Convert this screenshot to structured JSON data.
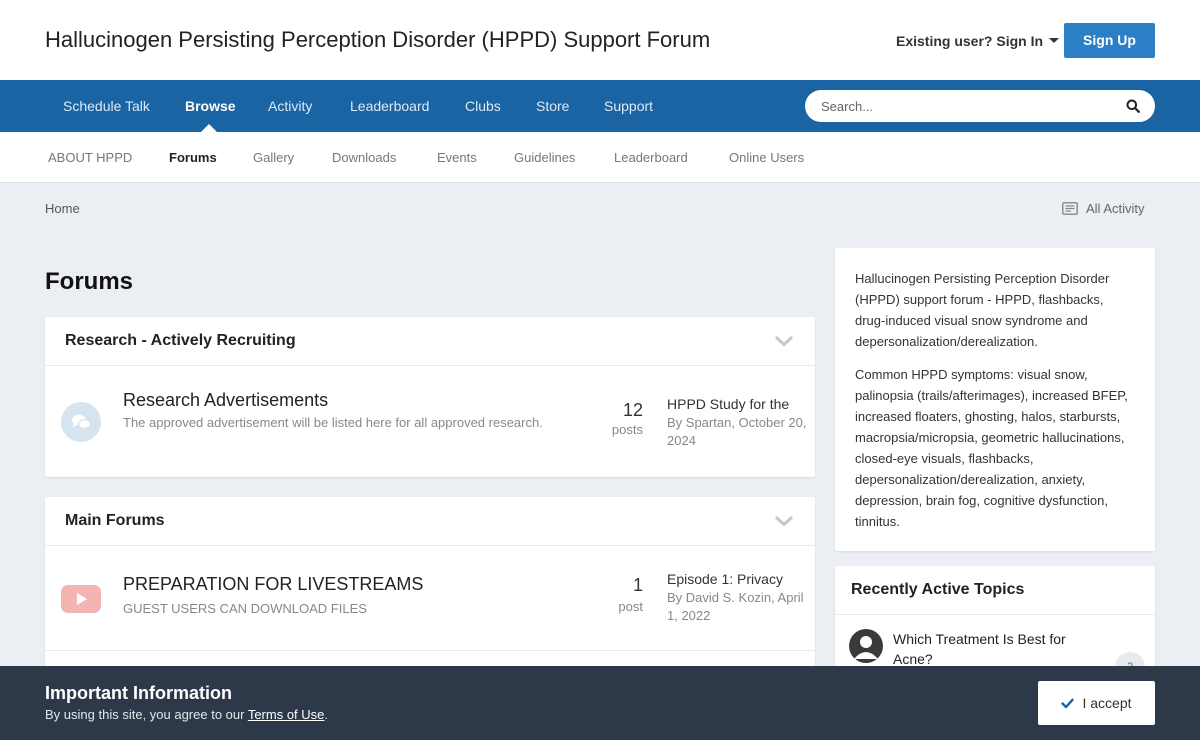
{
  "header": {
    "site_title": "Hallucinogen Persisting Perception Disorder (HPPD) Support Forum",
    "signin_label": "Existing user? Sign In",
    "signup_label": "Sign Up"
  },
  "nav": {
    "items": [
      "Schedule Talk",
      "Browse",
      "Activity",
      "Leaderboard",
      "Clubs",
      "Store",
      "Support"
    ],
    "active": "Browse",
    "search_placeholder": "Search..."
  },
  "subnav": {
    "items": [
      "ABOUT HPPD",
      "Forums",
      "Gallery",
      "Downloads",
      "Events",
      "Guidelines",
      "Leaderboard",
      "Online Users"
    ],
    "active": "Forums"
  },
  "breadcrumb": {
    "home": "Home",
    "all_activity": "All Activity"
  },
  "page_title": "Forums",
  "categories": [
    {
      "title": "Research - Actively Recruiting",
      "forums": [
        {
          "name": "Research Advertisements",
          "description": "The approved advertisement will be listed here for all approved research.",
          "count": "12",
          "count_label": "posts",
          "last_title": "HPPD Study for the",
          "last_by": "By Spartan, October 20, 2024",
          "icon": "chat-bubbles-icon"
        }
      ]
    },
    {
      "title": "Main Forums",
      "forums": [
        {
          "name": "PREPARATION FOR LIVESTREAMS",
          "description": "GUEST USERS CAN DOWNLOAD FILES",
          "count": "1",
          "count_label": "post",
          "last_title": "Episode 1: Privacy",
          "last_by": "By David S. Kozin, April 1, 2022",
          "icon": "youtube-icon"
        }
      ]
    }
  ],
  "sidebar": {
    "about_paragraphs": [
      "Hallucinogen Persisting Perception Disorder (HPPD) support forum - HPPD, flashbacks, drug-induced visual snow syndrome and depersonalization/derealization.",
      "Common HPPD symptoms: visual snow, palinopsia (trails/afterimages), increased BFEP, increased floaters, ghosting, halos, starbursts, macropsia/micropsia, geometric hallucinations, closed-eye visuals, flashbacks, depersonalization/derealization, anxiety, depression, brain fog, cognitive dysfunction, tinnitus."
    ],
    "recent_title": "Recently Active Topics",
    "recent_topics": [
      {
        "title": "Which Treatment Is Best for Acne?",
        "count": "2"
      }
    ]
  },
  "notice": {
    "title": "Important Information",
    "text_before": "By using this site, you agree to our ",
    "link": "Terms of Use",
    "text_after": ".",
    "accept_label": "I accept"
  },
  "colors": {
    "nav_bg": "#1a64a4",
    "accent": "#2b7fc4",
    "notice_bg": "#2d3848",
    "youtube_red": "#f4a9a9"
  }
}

* * *

**Work to do:** Which lines contain the word "this"? Copy each one.

**Expected output:**
Convert this screenshot to structured JSON data.
    "text_before": "By using this site, you agree to our ",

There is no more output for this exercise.